======== Record list

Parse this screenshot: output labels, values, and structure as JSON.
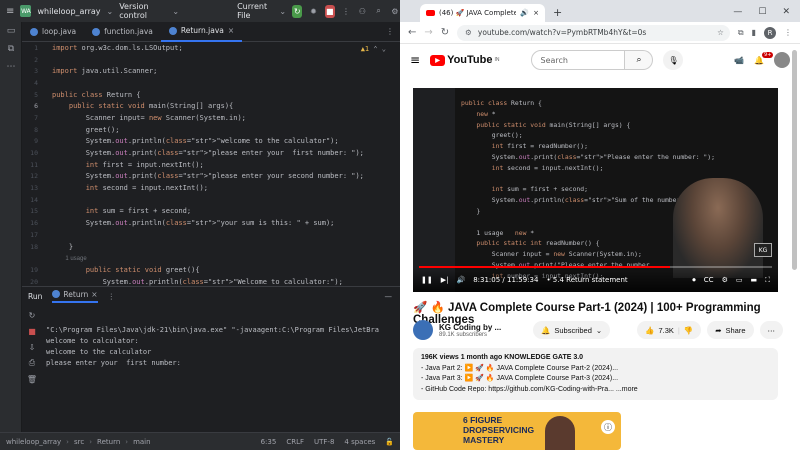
{
  "ide": {
    "project_badge": "WA",
    "project_name": "whileloop_array",
    "vcs": "Version control",
    "run_config": "Current File",
    "tabs": [
      "loop.java",
      "function.java",
      "Return.java"
    ],
    "editor_lines": [
      {
        "n": "1",
        "t": "import org.w3c.dom.ls.LSOutput;"
      },
      {
        "n": "2",
        "t": ""
      },
      {
        "n": "3",
        "t": "import java.util.Scanner;"
      },
      {
        "n": "4",
        "t": ""
      },
      {
        "n": "5",
        "t": "public class Return {"
      },
      {
        "n": "6",
        "t": "    public static void main(String[] args){"
      },
      {
        "n": "7",
        "t": "        Scanner input= new Scanner(System.in);"
      },
      {
        "n": "8",
        "t": "        greet();"
      },
      {
        "n": "9",
        "t": "        System.out.println(\"welcome to the calculator\");"
      },
      {
        "n": "10",
        "t": "        System.out.print(\"please enter your  first number: \");"
      },
      {
        "n": "11",
        "t": "        int first = input.nextInt();"
      },
      {
        "n": "12",
        "t": "        System.out.print(\"please enter your second number: \");"
      },
      {
        "n": "13",
        "t": "        int second = input.nextInt();"
      },
      {
        "n": "14",
        "t": ""
      },
      {
        "n": "15",
        "t": "        int sum = first + second;"
      },
      {
        "n": "16",
        "t": "        System.out.println(\"your sum is this: \" + sum);"
      },
      {
        "n": "17",
        "t": ""
      },
      {
        "n": "18",
        "t": "    }"
      },
      {
        "n": "",
        "t": "        1 usage"
      },
      {
        "n": "19",
        "t": "        public static void greet(){"
      },
      {
        "n": "20",
        "t": "            System.out.println(\"Welcome to calculator:\");"
      }
    ],
    "warning_count": "1",
    "run_tabs": [
      "Run",
      "Return"
    ],
    "console_lines": [
      "\"C:\\Program Files\\Java\\jdk-21\\bin\\java.exe\" \"-javaagent:C:\\Program Files\\JetBra",
      "welcome to calculator:",
      "welcome to the calculator",
      "please enter your  first number:"
    ],
    "status": {
      "crumbs": [
        "whileloop_array",
        "src",
        "Return",
        "main"
      ],
      "pos": "6:35",
      "eol": "CRLF",
      "enc": "UTF-8",
      "indent": "4 spaces"
    }
  },
  "browser": {
    "tab_title": "(46) 🚀 JAVA Complete",
    "url": "youtube.com/watch?v=PymbRTMb4hY&t=0s",
    "profile": "R",
    "yt": {
      "logo": "YouTube",
      "region": "IN",
      "search_placeholder": "Search",
      "notif_count": "9+",
      "video_code": [
        "public class Return {",
        "    new *",
        "    public static void main(String[] args) {",
        "        greet();",
        "        int first = readNumber();",
        "        System.out.print(\"Please enter the number: \");",
        "        int second = input.nextInt();",
        "",
        "        int sum = first + second;",
        "        System.out.println(\"Sum of the numbers is: \" + sum);",
        "    }",
        "",
        "    1 usage   new *",
        "    public static int readNumber() {",
        "        Scanner input = new Scanner(System.in);",
        "        System.out.print(\"Please enter the number",
        "        int number = input.nextInt();"
      ],
      "kg_badge": "KG",
      "time": "8:31:05 / 11:59:34",
      "chapter": "• 5.4 Return statement",
      "progress": 0.71,
      "title": "🚀 🔥 JAVA Complete Course Part-1 (2024) | 100+ Programming Challenges",
      "channel": "KG Coding by ...",
      "subs": "89.1K subscribers",
      "subscribed": "Subscribed",
      "likes": "7.3K",
      "share": "Share",
      "views_line": "196K views  1 month ago  KNOWLEDGE GATE 3.0",
      "desc_lines": [
        "- Java Part 2:  ▶️ 🚀 🔥 JAVA Complete Course Part-2 (2024)...",
        "- Java Part 3:  ▶️ 🚀 🔥 JAVA Complete Course Part-3 (2024)...",
        "- GitHub Code Repo: https://github.com/KG-Coding-with-Pra...  ...more"
      ],
      "ad_lines": [
        "6 FIGURE",
        "DROPSERVICING",
        "MASTERY"
      ]
    }
  },
  "colors": {
    "accent": "#3574f0",
    "yt_red": "#ff0000",
    "ide_bg": "#1e1f22"
  }
}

================

• **Requirement**
Report the count of lines in the entries that contain the string "first", and nothing besides it.

• **Solved problem**
6